» Record extracts:
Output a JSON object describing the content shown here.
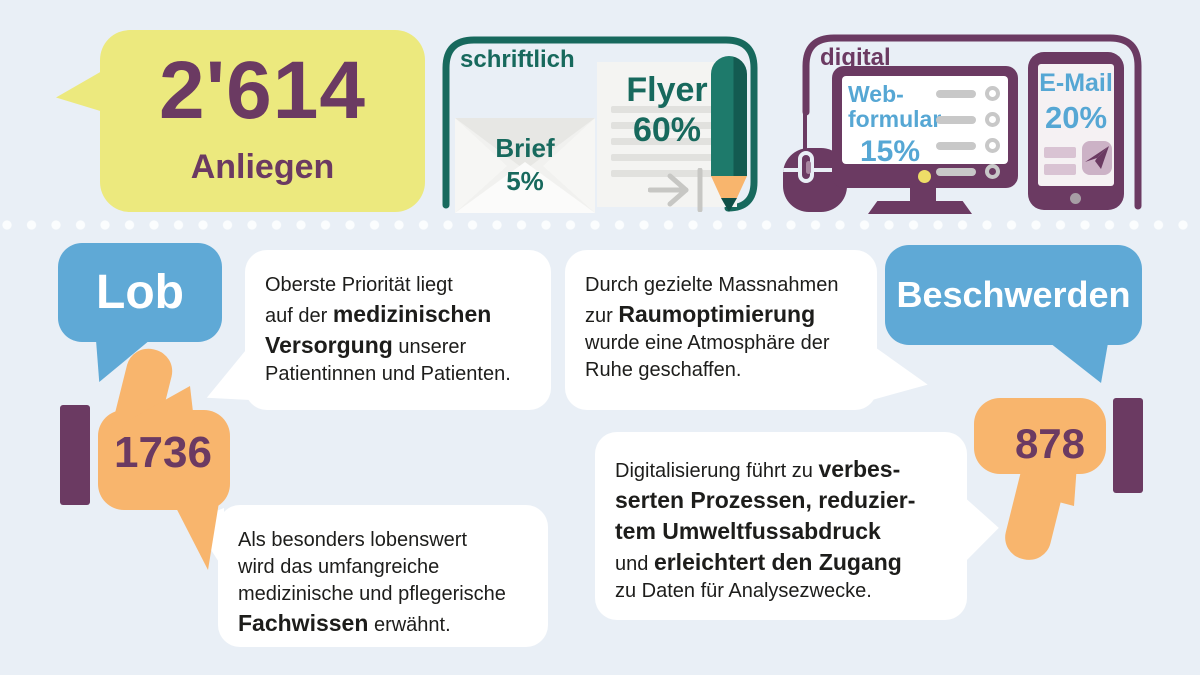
{
  "palette": {
    "background": "#e9eff6",
    "purple": "#6b3a62",
    "teal": "#17695d",
    "teal_dark": "#0f5a4f",
    "blue_bubble": "#5fa9d6",
    "blue_text": "#56a7d4",
    "yellow": "#ece97e",
    "orange": "#f8b56d",
    "white": "#ffffff"
  },
  "icons": {
    "envelope": "✉",
    "flyer_document": "▤",
    "pencil": "✏",
    "indent_arrow": "⇥",
    "computer_mouse": "🖱",
    "monitor": "🖥",
    "tablet": "📱",
    "paper_plane": "✈",
    "thumbs_up": "👍",
    "thumbs_down": "👎",
    "speech_bubble": "💬"
  },
  "header": {
    "total": {
      "value": "2'614",
      "label": "Anliegen"
    },
    "channels_written": {
      "title": "schriftlich",
      "items": [
        {
          "label": "Brief",
          "value": "5%"
        },
        {
          "label": "Flyer",
          "value": "60%"
        }
      ]
    },
    "channels_digital": {
      "title": "digital",
      "items": [
        {
          "label": "Web-formular",
          "label_line1": "Web-",
          "label_line2": "formular",
          "value": "15%"
        },
        {
          "label": "E-Mail",
          "value": "20%"
        }
      ]
    }
  },
  "feedback": {
    "praise": {
      "label": "Lob",
      "count": "1736"
    },
    "complaints": {
      "label": "Beschwerden",
      "count": "878"
    },
    "notes": [
      {
        "runs": [
          {
            "t": "Oberste Priorität liegt"
          },
          {
            "br": true
          },
          {
            "t": "auf der "
          },
          {
            "t": "medizinischen",
            "b": true
          },
          {
            "br": true
          },
          {
            "t": "Versorgung",
            "b": true
          },
          {
            "t": " unserer"
          },
          {
            "br": true
          },
          {
            "t": "Patientinnen und Patienten."
          }
        ]
      },
      {
        "runs": [
          {
            "t": "Durch gezielte Massnahmen"
          },
          {
            "br": true
          },
          {
            "t": "zur "
          },
          {
            "t": "Raumoptimierung",
            "b": true
          },
          {
            "br": true
          },
          {
            "t": "wurde eine Atmosphäre der"
          },
          {
            "br": true
          },
          {
            "t": "Ruhe geschaffen."
          }
        ]
      },
      {
        "runs": [
          {
            "t": "Als besonders lobenswert"
          },
          {
            "br": true
          },
          {
            "t": "wird das umfangreiche"
          },
          {
            "br": true
          },
          {
            "t": "medizinische und pflegerische"
          },
          {
            "br": true
          },
          {
            "t": "Fachwissen",
            "b": true
          },
          {
            "t": " erwähnt."
          }
        ]
      },
      {
        "runs": [
          {
            "t": "Digitalisierung führt zu "
          },
          {
            "t": "verbes-",
            "b": true
          },
          {
            "br": true
          },
          {
            "t": "serten Prozessen, reduzier-",
            "b": true
          },
          {
            "br": true
          },
          {
            "t": "tem Umweltfussabdruck",
            "b": true
          },
          {
            "br": true
          },
          {
            "t": "und "
          },
          {
            "t": "erleichtert den Zugang",
            "b": true
          },
          {
            "br": true
          },
          {
            "t": "zu Daten für Analysezwecke."
          }
        ]
      }
    ]
  },
  "chart_data": [
    {
      "type": "pie",
      "title": "2'614 Anliegen — Eingangskanäle",
      "labels": [
        "Brief",
        "Flyer",
        "Web-formular",
        "E-Mail"
      ],
      "values": [
        5,
        60,
        15,
        20
      ],
      "groups": {
        "schriftlich": [
          "Brief",
          "Flyer"
        ],
        "digital": [
          "Web-formular",
          "E-Mail"
        ]
      }
    },
    {
      "type": "bar",
      "title": "Lob vs. Beschwerden",
      "categories": [
        "Lob",
        "Beschwerden"
      ],
      "values": [
        1736,
        878
      ]
    }
  ]
}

» Set problem: Every record must be copied exactly, with the pictures left out.

» Response to the task:
Output a JSON object describing the content shown here.
{
  "palette": {
    "background": "#e9eff6",
    "purple": "#6b3a62",
    "teal": "#17695d",
    "teal_dark": "#0f5a4f",
    "blue_bubble": "#5fa9d6",
    "blue_text": "#56a7d4",
    "yellow": "#ece97e",
    "orange": "#f8b56d",
    "white": "#ffffff"
  },
  "icons": {
    "envelope": "✉",
    "flyer_document": "▤",
    "pencil": "✏",
    "indent_arrow": "⇥",
    "computer_mouse": "🖱",
    "monitor": "🖥",
    "tablet": "📱",
    "paper_plane": "✈",
    "thumbs_up": "👍",
    "thumbs_down": "👎",
    "speech_bubble": "💬"
  },
  "header": {
    "total": {
      "value": "2'614",
      "label": "Anliegen"
    },
    "channels_written": {
      "title": "schriftlich",
      "items": [
        {
          "label": "Brief",
          "value": "5%"
        },
        {
          "label": "Flyer",
          "value": "60%"
        }
      ]
    },
    "channels_digital": {
      "title": "digital",
      "items": [
        {
          "label": "Web-formular",
          "label_line1": "Web-",
          "label_line2": "formular",
          "value": "15%"
        },
        {
          "label": "E-Mail",
          "value": "20%"
        }
      ]
    }
  },
  "feedback": {
    "praise": {
      "label": "Lob",
      "count": "1736"
    },
    "complaints": {
      "label": "Beschwerden",
      "count": "878"
    },
    "notes": [
      {
        "runs": [
          {
            "t": "Oberste Priorität liegt"
          },
          {
            "br": true
          },
          {
            "t": "auf der "
          },
          {
            "t": "medizinischen",
            "b": true
          },
          {
            "br": true
          },
          {
            "t": "Versorgung",
            "b": true
          },
          {
            "t": " unserer"
          },
          {
            "br": true
          },
          {
            "t": "Patientinnen und Patienten."
          }
        ]
      },
      {
        "runs": [
          {
            "t": "Durch gezielte Massnahmen"
          },
          {
            "br": true
          },
          {
            "t": "zur "
          },
          {
            "t": "Raumoptimierung",
            "b": true
          },
          {
            "br": true
          },
          {
            "t": "wurde eine Atmosphäre der"
          },
          {
            "br": true
          },
          {
            "t": "Ruhe geschaffen."
          }
        ]
      },
      {
        "runs": [
          {
            "t": "Als besonders lobenswert"
          },
          {
            "br": true
          },
          {
            "t": "wird das umfangreiche"
          },
          {
            "br": true
          },
          {
            "t": "medizinische und pflegerische"
          },
          {
            "br": true
          },
          {
            "t": "Fachwissen",
            "b": true
          },
          {
            "t": " erwähnt."
          }
        ]
      },
      {
        "runs": [
          {
            "t": "Digitalisierung führt zu "
          },
          {
            "t": "verbes-",
            "b": true
          },
          {
            "br": true
          },
          {
            "t": "serten Prozessen, reduzier-",
            "b": true
          },
          {
            "br": true
          },
          {
            "t": "tem Umweltfussabdruck",
            "b": true
          },
          {
            "br": true
          },
          {
            "t": "und "
          },
          {
            "t": "erleichtert den Zugang",
            "b": true
          },
          {
            "br": true
          },
          {
            "t": "zu Daten für Analysezwecke."
          }
        ]
      }
    ]
  },
  "chart_data": [
    {
      "type": "pie",
      "title": "2'614 Anliegen — Eingangskanäle",
      "labels": [
        "Brief",
        "Flyer",
        "Web-formular",
        "E-Mail"
      ],
      "values": [
        5,
        60,
        15,
        20
      ],
      "groups": {
        "schriftlich": [
          "Brief",
          "Flyer"
        ],
        "digital": [
          "Web-formular",
          "E-Mail"
        ]
      }
    },
    {
      "type": "bar",
      "title": "Lob vs. Beschwerden",
      "categories": [
        "Lob",
        "Beschwerden"
      ],
      "values": [
        1736,
        878
      ]
    }
  ]
}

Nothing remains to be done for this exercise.